* START Data rows *

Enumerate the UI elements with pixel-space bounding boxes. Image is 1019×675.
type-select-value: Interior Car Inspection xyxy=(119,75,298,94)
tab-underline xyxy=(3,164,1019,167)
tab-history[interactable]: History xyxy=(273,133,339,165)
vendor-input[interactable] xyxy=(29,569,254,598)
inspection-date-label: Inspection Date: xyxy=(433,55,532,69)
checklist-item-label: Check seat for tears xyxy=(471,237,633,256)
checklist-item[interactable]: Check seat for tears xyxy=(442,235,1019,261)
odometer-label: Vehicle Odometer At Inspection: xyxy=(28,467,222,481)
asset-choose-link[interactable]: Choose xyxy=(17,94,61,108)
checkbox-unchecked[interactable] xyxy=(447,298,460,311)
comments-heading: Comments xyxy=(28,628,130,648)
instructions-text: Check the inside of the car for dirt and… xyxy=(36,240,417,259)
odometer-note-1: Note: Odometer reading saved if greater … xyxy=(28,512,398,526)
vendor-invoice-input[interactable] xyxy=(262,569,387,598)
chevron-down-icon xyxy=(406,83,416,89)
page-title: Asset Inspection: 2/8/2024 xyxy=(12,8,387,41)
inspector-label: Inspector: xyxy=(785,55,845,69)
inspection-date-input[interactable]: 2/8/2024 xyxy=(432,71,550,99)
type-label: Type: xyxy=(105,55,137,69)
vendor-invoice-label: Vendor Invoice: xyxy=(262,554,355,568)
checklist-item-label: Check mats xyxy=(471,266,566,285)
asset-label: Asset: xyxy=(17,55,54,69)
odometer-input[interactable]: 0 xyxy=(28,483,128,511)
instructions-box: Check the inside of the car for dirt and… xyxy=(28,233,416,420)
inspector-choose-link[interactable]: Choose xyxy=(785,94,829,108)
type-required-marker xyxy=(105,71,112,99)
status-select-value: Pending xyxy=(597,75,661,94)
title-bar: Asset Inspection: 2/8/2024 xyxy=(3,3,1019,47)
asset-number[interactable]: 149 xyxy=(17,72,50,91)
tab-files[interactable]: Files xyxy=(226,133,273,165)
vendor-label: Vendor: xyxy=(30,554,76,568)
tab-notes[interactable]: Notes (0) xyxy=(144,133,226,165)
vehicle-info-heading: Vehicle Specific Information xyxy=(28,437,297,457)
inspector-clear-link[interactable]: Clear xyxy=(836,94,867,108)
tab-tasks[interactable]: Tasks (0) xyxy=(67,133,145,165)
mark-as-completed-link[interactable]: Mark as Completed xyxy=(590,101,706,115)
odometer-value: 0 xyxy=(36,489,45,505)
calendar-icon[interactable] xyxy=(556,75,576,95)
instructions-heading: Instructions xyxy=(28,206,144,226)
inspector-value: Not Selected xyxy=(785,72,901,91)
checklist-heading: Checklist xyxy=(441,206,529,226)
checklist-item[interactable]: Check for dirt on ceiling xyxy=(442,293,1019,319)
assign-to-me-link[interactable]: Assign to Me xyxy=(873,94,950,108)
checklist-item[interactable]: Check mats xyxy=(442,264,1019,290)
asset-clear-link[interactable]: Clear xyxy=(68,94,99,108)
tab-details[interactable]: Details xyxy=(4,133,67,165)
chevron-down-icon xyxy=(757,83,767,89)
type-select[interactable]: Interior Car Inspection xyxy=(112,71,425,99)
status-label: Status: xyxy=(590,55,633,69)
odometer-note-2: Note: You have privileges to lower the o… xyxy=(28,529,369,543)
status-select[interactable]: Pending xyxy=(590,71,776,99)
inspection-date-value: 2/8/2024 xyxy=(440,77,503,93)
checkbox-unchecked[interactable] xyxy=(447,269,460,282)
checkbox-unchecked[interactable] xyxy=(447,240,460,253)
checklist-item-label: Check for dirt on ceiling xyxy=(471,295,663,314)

* END Data rows *

Arrange all of the data above as a Markdown table with the columns No. and Line. Number each row, and omit any blank lines.

| No. | Line |
|---|---|
| 1 | Enumerate the UI elements with pixel-space bounding boxes. Image is 1019×675. |
| 2 | type-select-value: Interior Car Inspection xyxy=(119,75,298,94) |
| 3 | tab-underline xyxy=(3,164,1019,167) |
| 4 | tab-history[interactable]: History xyxy=(273,133,339,165) |
| 5 | vendor-input[interactable] xyxy=(29,569,254,598) |
| 6 | inspection-date-label: Inspection Date: xyxy=(433,55,532,69) |
| 7 | checklist-item-label: Check seat for tears xyxy=(471,237,633,256) |
| 8 | checklist-item[interactable]: Check seat for tears xyxy=(442,235,1019,261) |
| 9 | odometer-label: Vehicle Odometer At Inspection: xyxy=(28,467,222,481) |
| 10 | asset-choose-link[interactable]: Choose xyxy=(17,94,61,108) |
| 11 | checkbox-unchecked[interactable] xyxy=(447,298,460,311) |
| 12 | comments-heading: Comments xyxy=(28,628,130,648) |
| 13 | instructions-text: Check the inside of the car for dirt and… xyxy=(36,240,417,259) |
| 14 | odometer-note-1: Note: Odometer reading saved if greater … xyxy=(28,512,398,526) |
| 15 | vendor-invoice-input[interactable] xyxy=(262,569,387,598) |
| 16 | chevron-down-icon xyxy=(406,83,416,89) |
| 17 | page-title: Asset Inspection: 2/8/2024 xyxy=(12,8,387,41) |
| 18 | inspector-label: Inspector: xyxy=(785,55,845,69) |
| 19 | inspection-date-input[interactable]: 2/8/2024 xyxy=(432,71,550,99) |
| 20 | type-label: Type: xyxy=(105,55,137,69) |
| 21 | vendor-invoice-label: Vendor Invoice: xyxy=(262,554,355,568) |
| 22 | checklist-item-label: Check mats xyxy=(471,266,566,285) |
| 23 | asset-label: Asset: xyxy=(17,55,54,69) |
| 24 | odometer-input[interactable]: 0 xyxy=(28,483,128,511) |
| 25 | instructions-box: Check the inside of the car for dirt and… xyxy=(28,233,416,420) |
| 26 | inspector-choose-link[interactable]: Choose xyxy=(785,94,829,108) |
| 27 | type-required-marker xyxy=(105,71,112,99) |
| 28 | status-select-value: Pending xyxy=(597,75,661,94) |
| 29 | title-bar: Asset Inspection: 2/8/2024 xyxy=(3,3,1019,47) |
| 30 | asset-number[interactable]: 149 xyxy=(17,72,50,91) |
| 31 | tab-files[interactable]: Files xyxy=(226,133,273,165) |
| 32 | vendor-label: Vendor: xyxy=(30,554,76,568) |
| 33 | tab-notes[interactable]: Notes (0) xyxy=(144,133,226,165) |
| 34 | vehicle-info-heading: Vehicle Specific Information xyxy=(28,437,297,457) |
| 35 | inspector-clear-link[interactable]: Clear xyxy=(836,94,867,108) |
| 36 | tab-tasks[interactable]: Tasks (0) xyxy=(67,133,145,165) |
| 37 | mark-as-completed-link[interactable]: Mark as Completed xyxy=(590,101,706,115) |
| 38 | odometer-value: 0 xyxy=(36,489,45,505) |
| 39 | calendar-icon[interactable] xyxy=(556,75,576,95) |
| 40 | instructions-heading: Instructions xyxy=(28,206,144,226) |
| 41 | inspector-value: Not Selected xyxy=(785,72,901,91) |
| 42 | checklist-heading: Checklist xyxy=(441,206,529,226) |
| 43 | checklist-item[interactable]: Check for dirt on ceiling xyxy=(442,293,1019,319) |
| 44 | assign-to-me-link[interactable]: Assign to Me xyxy=(873,94,950,108) |
| 45 | checklist-item[interactable]: Check mats xyxy=(442,264,1019,290) |
| 46 | asset-clear-link[interactable]: Clear xyxy=(68,94,99,108) |
| 47 | tab-details[interactable]: Details xyxy=(4,133,67,165) |
| 48 | chevron-down-icon xyxy=(757,83,767,89) |
| 49 | type-select[interactable]: Interior Car Inspection xyxy=(112,71,425,99) |
| 50 | status-label: Status: xyxy=(590,55,633,69) |
| 51 | odometer-note-2: Note: You have privileges to lower the o… xyxy=(28,529,369,543) |
| 52 | status-select[interactable]: Pending xyxy=(590,71,776,99) |
| 53 | inspection-date-value: 2/8/2024 xyxy=(440,77,503,93) |
| 54 | checkbox-unchecked[interactable] xyxy=(447,269,460,282) |
| 55 | checkbox-unchecked[interactable] xyxy=(447,240,460,253) |
| 56 | checklist-item-label: Check for dirt on ceiling xyxy=(471,295,663,314) |